Pictures stay out of your copy, but everything else in the records below must be repeated exactly.

■ ■ ■

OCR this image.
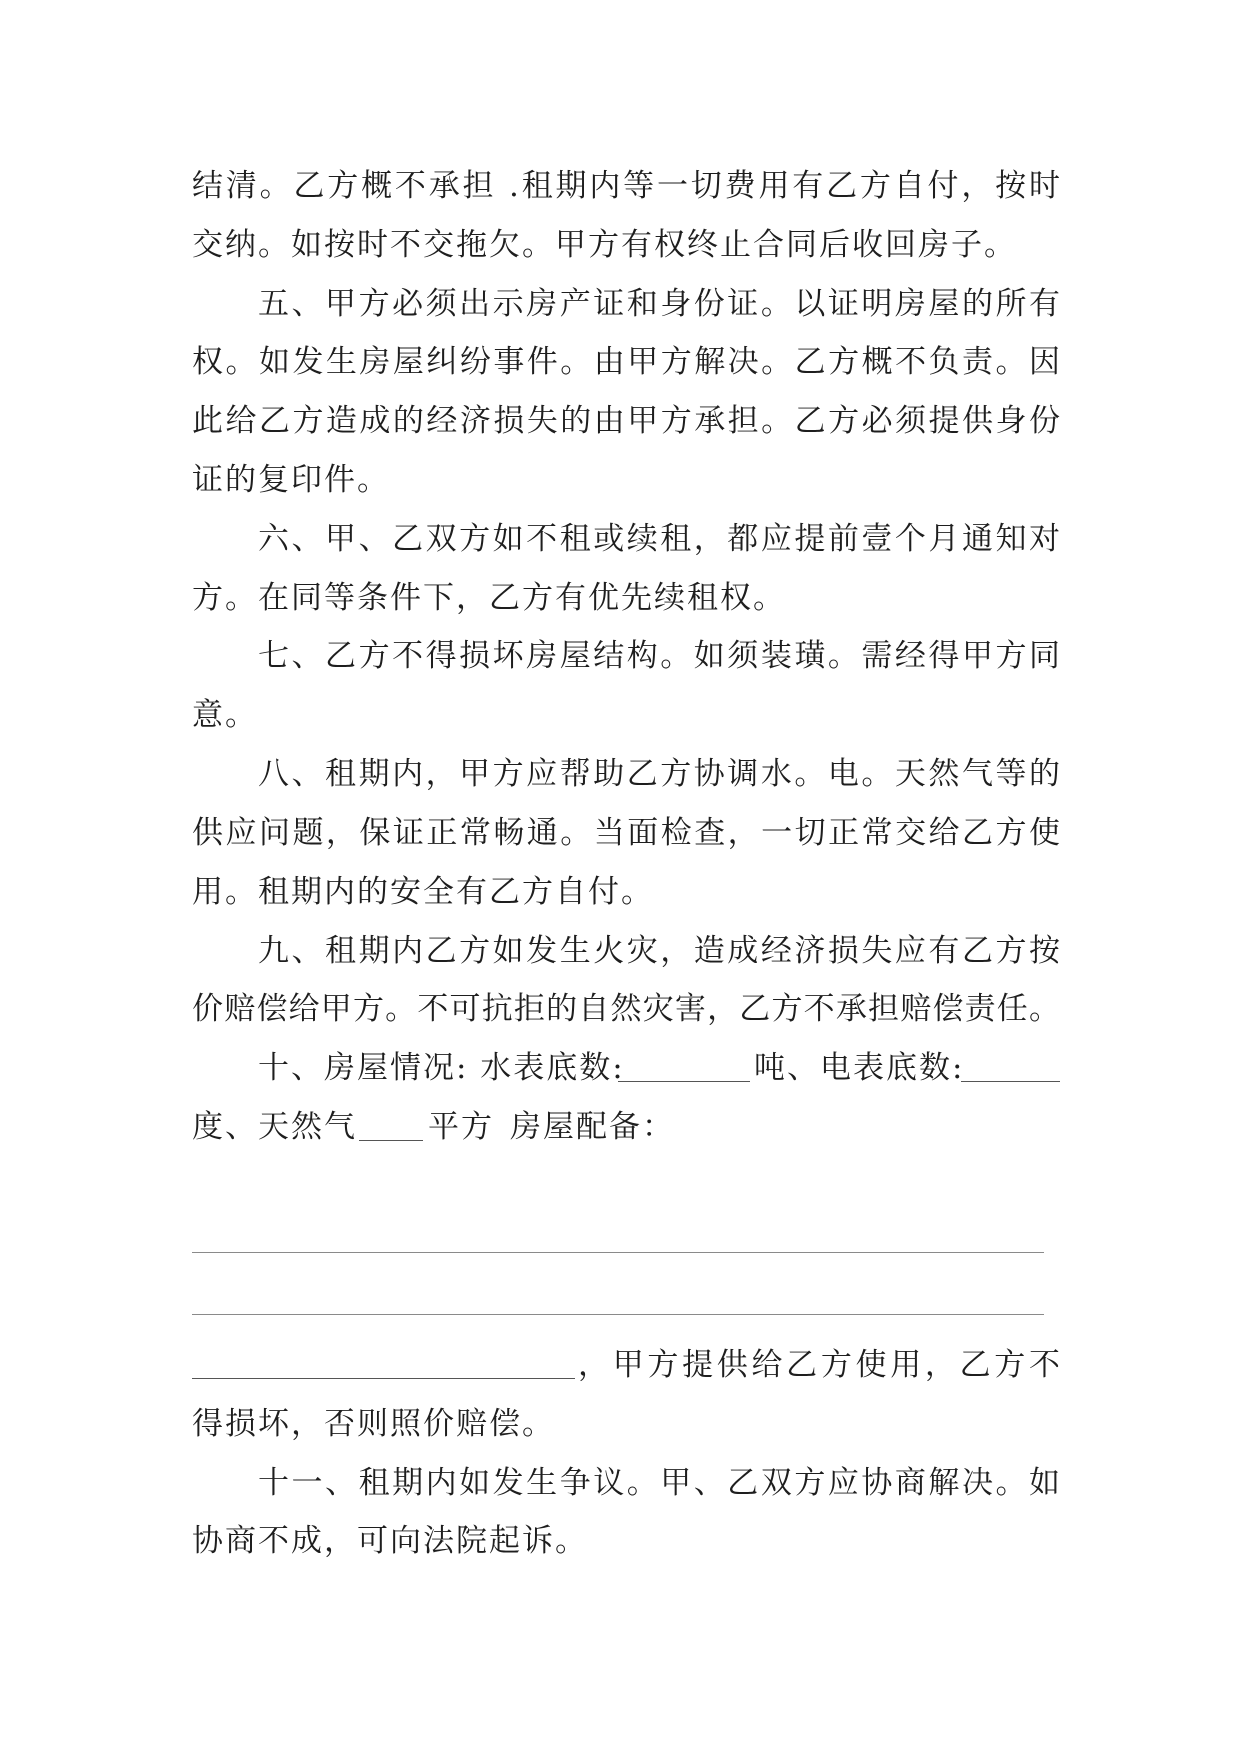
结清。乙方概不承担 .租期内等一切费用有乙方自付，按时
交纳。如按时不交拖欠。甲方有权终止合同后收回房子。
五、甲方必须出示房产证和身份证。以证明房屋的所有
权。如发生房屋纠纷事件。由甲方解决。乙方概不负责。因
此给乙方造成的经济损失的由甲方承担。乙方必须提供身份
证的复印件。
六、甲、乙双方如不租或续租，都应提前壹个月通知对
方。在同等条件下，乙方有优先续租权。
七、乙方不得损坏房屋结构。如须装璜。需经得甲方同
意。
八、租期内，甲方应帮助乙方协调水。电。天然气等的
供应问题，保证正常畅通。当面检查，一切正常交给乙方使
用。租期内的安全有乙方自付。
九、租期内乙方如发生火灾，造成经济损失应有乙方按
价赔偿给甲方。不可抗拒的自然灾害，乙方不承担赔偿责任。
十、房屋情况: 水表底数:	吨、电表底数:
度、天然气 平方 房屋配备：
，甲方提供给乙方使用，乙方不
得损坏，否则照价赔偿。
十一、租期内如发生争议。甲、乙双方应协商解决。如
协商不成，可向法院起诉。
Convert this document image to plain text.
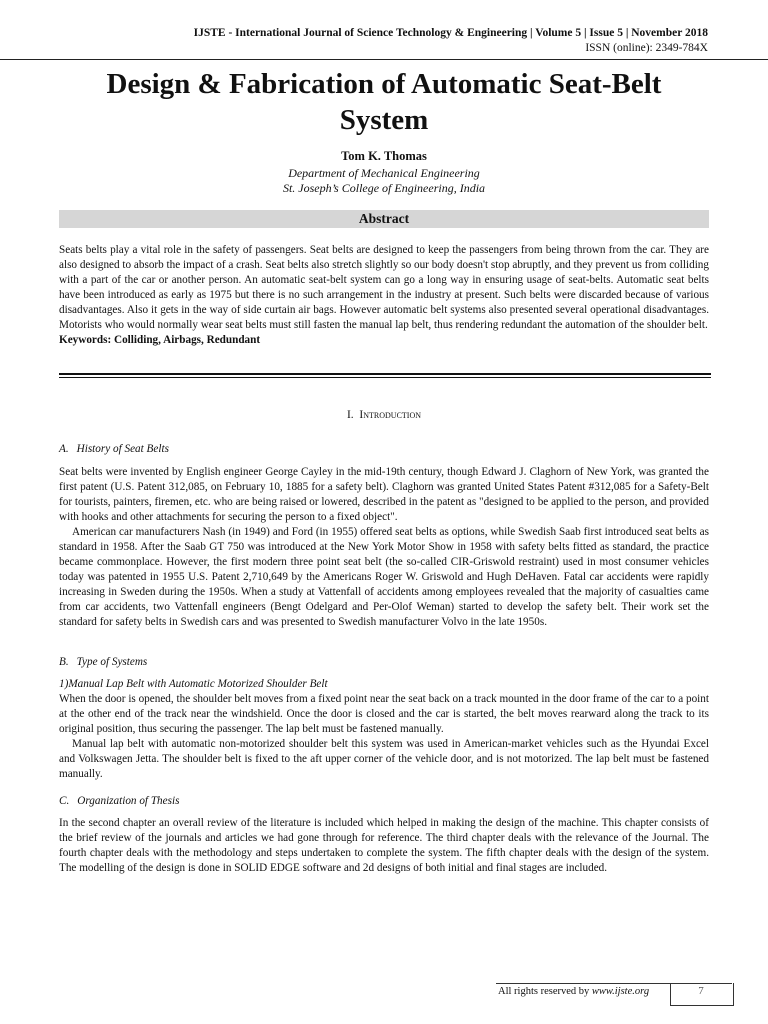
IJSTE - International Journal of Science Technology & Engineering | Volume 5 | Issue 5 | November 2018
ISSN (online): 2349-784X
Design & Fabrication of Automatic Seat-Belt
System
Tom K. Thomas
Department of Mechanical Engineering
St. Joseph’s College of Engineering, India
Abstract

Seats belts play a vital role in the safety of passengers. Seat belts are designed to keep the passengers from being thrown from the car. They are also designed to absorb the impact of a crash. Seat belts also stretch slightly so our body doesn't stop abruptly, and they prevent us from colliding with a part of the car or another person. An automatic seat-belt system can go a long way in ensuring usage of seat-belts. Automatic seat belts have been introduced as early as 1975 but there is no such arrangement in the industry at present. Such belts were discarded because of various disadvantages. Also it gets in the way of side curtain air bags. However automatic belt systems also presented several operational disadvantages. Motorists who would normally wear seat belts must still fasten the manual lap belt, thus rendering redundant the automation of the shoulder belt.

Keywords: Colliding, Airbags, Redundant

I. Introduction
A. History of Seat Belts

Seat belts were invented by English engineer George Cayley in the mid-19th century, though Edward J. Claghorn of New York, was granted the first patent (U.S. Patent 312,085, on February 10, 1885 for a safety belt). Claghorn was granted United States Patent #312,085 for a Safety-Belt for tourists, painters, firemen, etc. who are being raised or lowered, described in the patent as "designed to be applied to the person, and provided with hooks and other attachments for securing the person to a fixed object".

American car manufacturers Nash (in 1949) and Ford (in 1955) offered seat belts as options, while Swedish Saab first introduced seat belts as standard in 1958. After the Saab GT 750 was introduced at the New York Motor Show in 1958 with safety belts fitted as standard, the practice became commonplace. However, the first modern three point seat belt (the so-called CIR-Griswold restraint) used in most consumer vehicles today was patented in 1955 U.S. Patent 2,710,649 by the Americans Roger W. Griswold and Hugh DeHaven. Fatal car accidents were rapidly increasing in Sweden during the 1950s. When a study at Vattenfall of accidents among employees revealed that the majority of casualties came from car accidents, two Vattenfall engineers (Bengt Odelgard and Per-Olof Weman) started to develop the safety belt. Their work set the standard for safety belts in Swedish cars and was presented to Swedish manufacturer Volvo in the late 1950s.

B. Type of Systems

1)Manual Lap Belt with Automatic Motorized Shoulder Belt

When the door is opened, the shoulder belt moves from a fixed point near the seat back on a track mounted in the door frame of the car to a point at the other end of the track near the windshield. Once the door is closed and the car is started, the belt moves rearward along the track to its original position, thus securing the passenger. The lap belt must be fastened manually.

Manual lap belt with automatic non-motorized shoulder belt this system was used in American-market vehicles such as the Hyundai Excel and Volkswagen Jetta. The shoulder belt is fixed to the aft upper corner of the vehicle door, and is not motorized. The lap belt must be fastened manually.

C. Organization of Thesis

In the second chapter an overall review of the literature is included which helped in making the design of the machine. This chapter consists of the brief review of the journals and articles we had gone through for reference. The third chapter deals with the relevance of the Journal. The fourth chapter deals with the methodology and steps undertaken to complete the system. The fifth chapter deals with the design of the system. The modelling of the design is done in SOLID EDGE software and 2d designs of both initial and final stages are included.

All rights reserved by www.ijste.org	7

■ ■ ■

**Answer to the exercise:**
OCR this image.
结清。乙方概不承担 .租期内等一切费用有乙方自付，按时
交纳。如按时不交拖欠。甲方有权终止合同后收回房子。
五、甲方必须出示房产证和身份证。以证明房屋的所有
权。如发生房屋纠纷事件。由甲方解决。乙方概不负责。因
此给乙方造成的经济损失的由甲方承担。乙方必须提供身份
证的复印件。
六、甲、乙双方如不租或续租，都应提前壹个月通知对
方。在同等条件下，乙方有优先续租权。
七、乙方不得损坏房屋结构。如须装璜。需经得甲方同
意。
八、租期内，甲方应帮助乙方协调水。电。天然气等的
供应问题，保证正常畅通。当面检查，一切正常交给乙方使
用。租期内的安全有乙方自付。
九、租期内乙方如发生火灾，造成经济损失应有乙方按
价赔偿给甲方。不可抗拒的自然灾害，乙方不承担赔偿责任。
十、房屋情况: 水表底数:	吨、电表底数:
度、天然气 平方 房屋配备：
，甲方提供给乙方使用，乙方不
得损坏，否则照价赔偿。
十一、租期内如发生争议。甲、乙双方应协商解决。如
协商不成，可向法院起诉。
Convert this document image to plain text.
IJSTE - International Journal of Science Technology & Engineering | Volume 5 | Issue 5 | November 2018
ISSN (online): 2349-784X
Design & Fabrication of Automatic Seat-Belt
System
Tom K. Thomas
Department of Mechanical Engineering
St. Joseph’s College of Engineering, India
Abstract

Seats belts play a vital role in the safety of passengers. Seat belts are designed to keep the passengers from being thrown from the car. They are also designed to absorb the impact of a crash. Seat belts also stretch slightly so our body doesn't stop abruptly, and they prevent us from colliding with a part of the car or another person. An automatic seat-belt system can go a long way in ensuring usage of seat-belts. Automatic seat belts have been introduced as early as 1975 but there is no such arrangement in the industry at present. Such belts were discarded because of various disadvantages. Also it gets in the way of side curtain air bags. However automatic belt systems also presented several operational disadvantages. Motorists who would normally wear seat belts must still fasten the manual lap belt, thus rendering redundant the automation of the shoulder belt.

Keywords: Colliding, Airbags, Redundant

I. Introduction
A. History of Seat Belts

Seat belts were invented by English engineer George Cayley in the mid-19th century, though Edward J. Claghorn of New York, was granted the first patent (U.S. Patent 312,085, on February 10, 1885 for a safety belt). Claghorn was granted United States Patent #312,085 for a Safety-Belt for tourists, painters, firemen, etc. who are being raised or lowered, described in the patent as "designed to be applied to the person, and provided with hooks and other attachments for securing the person to a fixed object".

American car manufacturers Nash (in 1949) and Ford (in 1955) offered seat belts as options, while Swedish Saab first introduced seat belts as standard in 1958. After the Saab GT 750 was introduced at the New York Motor Show in 1958 with safety belts fitted as standard, the practice became commonplace. However, the first modern three point seat belt (the so-called CIR-Griswold restraint) used in most consumer vehicles today was patented in 1955 U.S. Patent 2,710,649 by the Americans Roger W. Griswold and Hugh DeHaven. Fatal car accidents were rapidly increasing in Sweden during the 1950s. When a study at Vattenfall of accidents among employees revealed that the majority of casualties came from car accidents, two Vattenfall engineers (Bengt Odelgard and Per-Olof Weman) started to develop the safety belt. Their work set the standard for safety belts in Swedish cars and was presented to Swedish manufacturer Volvo in the late 1950s.

B. Type of Systems

1)Manual Lap Belt with Automatic Motorized Shoulder Belt

When the door is opened, the shoulder belt moves from a fixed point near the seat back on a track mounted in the door frame of the car to a point at the other end of the track near the windshield. Once the door is closed and the car is started, the belt moves rearward along the track to its original position, thus securing the passenger. The lap belt must be fastened manually.

Manual lap belt with automatic non-motorized shoulder belt this system was used in American-market vehicles such as the Hyundai Excel and Volkswagen Jetta. The shoulder belt is fixed to the aft upper corner of the vehicle door, and is not motorized. The lap belt must be fastened manually.

C. Organization of Thesis

In the second chapter an overall review of the literature is included which helped in making the design of the machine. This chapter consists of the brief review of the journals and articles we had gone through for reference. The third chapter deals with the relevance of the Journal. The fourth chapter deals with the methodology and steps undertaken to complete the system. The fifth chapter deals with the design of the system. The modelling of the design is done in SOLID EDGE software and 2d designs of both initial and final stages are included.

All rights reserved by www.ijste.org	7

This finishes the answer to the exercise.